• _Exercise brief_
Please find all lines in the data that hold the string "tests" and copy them.

# start of The input

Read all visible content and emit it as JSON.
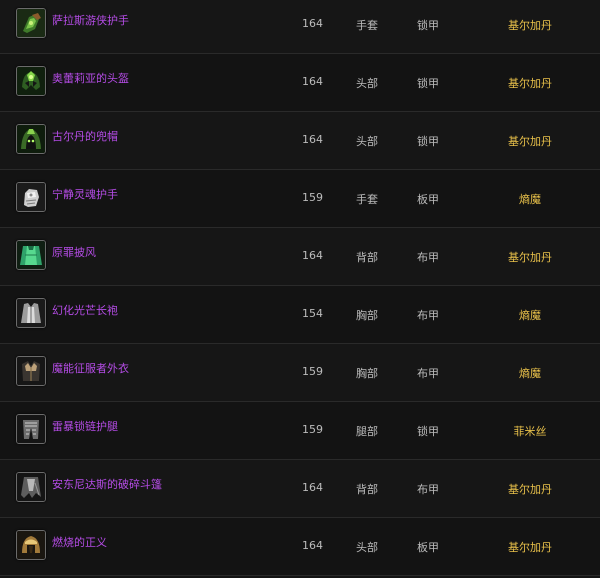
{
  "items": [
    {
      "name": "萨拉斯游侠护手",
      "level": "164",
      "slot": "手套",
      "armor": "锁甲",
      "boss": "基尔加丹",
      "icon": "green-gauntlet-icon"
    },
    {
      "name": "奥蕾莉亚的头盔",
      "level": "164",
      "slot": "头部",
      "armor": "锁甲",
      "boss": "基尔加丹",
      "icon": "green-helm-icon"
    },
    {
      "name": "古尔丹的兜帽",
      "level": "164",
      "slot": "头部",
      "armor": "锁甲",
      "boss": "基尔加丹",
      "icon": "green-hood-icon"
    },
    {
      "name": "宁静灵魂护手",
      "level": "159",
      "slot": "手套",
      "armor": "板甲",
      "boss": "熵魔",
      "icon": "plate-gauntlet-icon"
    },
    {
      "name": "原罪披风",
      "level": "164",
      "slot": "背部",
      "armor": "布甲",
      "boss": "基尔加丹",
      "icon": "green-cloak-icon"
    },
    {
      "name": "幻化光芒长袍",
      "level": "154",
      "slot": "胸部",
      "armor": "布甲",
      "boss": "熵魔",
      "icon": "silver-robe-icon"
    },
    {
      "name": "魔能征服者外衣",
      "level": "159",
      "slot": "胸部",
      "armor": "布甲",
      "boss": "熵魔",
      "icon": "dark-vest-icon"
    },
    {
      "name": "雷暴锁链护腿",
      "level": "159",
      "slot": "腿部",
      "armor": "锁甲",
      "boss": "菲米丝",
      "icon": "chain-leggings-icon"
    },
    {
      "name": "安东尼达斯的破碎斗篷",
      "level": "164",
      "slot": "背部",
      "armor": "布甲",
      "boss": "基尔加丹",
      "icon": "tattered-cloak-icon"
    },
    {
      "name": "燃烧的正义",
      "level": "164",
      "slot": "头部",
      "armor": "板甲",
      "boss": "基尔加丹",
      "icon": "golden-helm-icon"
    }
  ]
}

# end of The input
# start of The input

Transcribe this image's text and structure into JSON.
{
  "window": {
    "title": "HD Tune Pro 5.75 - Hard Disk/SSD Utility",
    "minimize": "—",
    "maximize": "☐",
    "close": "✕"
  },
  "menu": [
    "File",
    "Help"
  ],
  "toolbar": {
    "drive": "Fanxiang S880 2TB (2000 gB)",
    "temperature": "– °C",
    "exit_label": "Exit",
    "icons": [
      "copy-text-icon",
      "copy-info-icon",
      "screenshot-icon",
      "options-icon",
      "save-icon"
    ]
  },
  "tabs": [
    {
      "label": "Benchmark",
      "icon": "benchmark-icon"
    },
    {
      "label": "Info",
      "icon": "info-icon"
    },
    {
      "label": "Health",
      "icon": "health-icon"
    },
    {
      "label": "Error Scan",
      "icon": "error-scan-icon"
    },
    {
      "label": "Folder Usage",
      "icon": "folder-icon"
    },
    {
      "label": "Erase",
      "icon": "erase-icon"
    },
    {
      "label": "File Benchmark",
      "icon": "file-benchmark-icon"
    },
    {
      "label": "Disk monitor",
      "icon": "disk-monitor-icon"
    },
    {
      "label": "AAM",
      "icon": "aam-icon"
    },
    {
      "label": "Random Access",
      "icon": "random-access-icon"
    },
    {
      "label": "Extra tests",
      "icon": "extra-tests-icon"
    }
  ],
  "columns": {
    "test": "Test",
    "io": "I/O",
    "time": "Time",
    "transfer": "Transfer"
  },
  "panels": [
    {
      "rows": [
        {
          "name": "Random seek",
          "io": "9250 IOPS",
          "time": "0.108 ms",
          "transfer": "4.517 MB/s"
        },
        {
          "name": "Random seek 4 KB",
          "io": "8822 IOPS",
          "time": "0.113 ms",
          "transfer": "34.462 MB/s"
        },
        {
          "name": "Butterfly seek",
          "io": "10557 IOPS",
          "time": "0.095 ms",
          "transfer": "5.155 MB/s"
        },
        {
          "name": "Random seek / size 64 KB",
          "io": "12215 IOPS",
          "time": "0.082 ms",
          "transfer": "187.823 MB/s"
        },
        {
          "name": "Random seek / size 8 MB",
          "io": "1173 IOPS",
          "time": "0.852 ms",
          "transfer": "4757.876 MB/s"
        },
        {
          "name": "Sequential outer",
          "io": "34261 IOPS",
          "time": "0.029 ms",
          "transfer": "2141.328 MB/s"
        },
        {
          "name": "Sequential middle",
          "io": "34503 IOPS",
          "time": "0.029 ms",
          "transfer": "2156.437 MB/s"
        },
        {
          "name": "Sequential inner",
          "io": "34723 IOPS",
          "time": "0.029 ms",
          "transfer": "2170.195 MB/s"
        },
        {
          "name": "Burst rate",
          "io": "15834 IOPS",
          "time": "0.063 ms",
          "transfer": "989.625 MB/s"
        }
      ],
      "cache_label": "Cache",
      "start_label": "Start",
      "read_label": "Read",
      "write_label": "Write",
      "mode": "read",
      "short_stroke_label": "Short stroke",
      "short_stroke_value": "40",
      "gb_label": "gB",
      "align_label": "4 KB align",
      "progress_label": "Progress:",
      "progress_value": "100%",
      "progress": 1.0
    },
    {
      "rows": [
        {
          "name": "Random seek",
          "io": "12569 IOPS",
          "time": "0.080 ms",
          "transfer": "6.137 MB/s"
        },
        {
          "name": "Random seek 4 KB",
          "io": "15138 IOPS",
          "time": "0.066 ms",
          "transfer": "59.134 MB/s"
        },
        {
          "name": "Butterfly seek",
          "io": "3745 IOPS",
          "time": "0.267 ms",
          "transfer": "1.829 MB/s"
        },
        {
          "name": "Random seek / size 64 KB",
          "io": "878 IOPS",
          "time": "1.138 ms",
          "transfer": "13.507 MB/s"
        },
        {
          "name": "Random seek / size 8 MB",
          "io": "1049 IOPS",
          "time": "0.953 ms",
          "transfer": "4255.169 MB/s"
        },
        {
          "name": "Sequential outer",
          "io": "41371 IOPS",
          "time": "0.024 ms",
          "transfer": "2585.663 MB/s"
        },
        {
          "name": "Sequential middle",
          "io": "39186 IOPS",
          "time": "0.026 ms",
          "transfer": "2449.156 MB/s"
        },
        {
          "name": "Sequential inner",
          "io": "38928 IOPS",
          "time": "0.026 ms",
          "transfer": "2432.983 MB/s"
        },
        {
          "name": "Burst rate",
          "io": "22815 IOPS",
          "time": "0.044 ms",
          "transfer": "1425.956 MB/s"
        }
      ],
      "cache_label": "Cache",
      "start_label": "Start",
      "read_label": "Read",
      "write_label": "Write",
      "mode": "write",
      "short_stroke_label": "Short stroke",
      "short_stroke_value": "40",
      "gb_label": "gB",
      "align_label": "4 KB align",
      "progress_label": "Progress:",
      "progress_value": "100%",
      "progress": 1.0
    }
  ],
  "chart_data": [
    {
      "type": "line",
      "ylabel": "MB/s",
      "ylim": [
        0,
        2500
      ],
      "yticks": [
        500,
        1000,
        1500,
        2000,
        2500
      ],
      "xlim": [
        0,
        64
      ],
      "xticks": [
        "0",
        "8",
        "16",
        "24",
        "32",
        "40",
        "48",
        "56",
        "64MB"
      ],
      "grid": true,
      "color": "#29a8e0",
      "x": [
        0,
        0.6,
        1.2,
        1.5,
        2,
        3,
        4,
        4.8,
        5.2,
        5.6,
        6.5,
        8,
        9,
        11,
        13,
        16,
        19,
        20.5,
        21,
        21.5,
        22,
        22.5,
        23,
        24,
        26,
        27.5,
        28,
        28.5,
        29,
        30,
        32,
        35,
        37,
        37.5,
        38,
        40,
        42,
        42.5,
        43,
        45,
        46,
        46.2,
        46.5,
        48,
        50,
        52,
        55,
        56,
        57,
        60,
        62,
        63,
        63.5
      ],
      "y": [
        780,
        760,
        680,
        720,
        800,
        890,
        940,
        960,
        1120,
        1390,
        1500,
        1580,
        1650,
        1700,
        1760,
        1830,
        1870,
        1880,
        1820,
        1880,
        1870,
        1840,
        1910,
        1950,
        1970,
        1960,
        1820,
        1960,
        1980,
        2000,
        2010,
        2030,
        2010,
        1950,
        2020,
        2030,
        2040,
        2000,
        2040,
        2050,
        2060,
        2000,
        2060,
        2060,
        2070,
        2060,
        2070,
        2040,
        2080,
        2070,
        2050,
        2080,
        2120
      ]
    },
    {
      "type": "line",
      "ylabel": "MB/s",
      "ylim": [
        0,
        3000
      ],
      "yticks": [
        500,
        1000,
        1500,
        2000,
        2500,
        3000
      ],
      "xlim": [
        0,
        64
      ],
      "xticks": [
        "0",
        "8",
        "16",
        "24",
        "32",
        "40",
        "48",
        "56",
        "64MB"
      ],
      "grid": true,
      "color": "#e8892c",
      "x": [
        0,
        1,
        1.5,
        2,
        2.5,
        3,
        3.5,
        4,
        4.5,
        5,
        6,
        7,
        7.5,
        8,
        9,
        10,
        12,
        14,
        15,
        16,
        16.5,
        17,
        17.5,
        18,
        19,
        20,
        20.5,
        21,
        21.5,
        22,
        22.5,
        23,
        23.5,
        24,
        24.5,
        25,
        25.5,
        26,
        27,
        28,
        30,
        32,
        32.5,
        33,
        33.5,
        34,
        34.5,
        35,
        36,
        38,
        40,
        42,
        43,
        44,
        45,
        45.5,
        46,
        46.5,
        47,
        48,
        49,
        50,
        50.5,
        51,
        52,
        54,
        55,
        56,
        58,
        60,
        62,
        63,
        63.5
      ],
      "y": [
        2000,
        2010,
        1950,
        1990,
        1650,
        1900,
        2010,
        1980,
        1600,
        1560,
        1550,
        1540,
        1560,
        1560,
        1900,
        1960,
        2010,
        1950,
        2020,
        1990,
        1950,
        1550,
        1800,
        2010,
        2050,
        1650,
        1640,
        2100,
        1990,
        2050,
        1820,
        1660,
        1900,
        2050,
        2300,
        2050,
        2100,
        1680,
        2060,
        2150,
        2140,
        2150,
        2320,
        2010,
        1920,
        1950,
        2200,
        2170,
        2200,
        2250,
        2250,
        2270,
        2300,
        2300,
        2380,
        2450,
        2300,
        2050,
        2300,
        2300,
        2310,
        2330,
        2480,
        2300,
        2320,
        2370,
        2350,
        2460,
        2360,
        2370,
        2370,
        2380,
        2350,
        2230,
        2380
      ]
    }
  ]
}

# end of The input

• _Correct result_
      "label": "Extra tests",
      "icon": "extra-tests-icon"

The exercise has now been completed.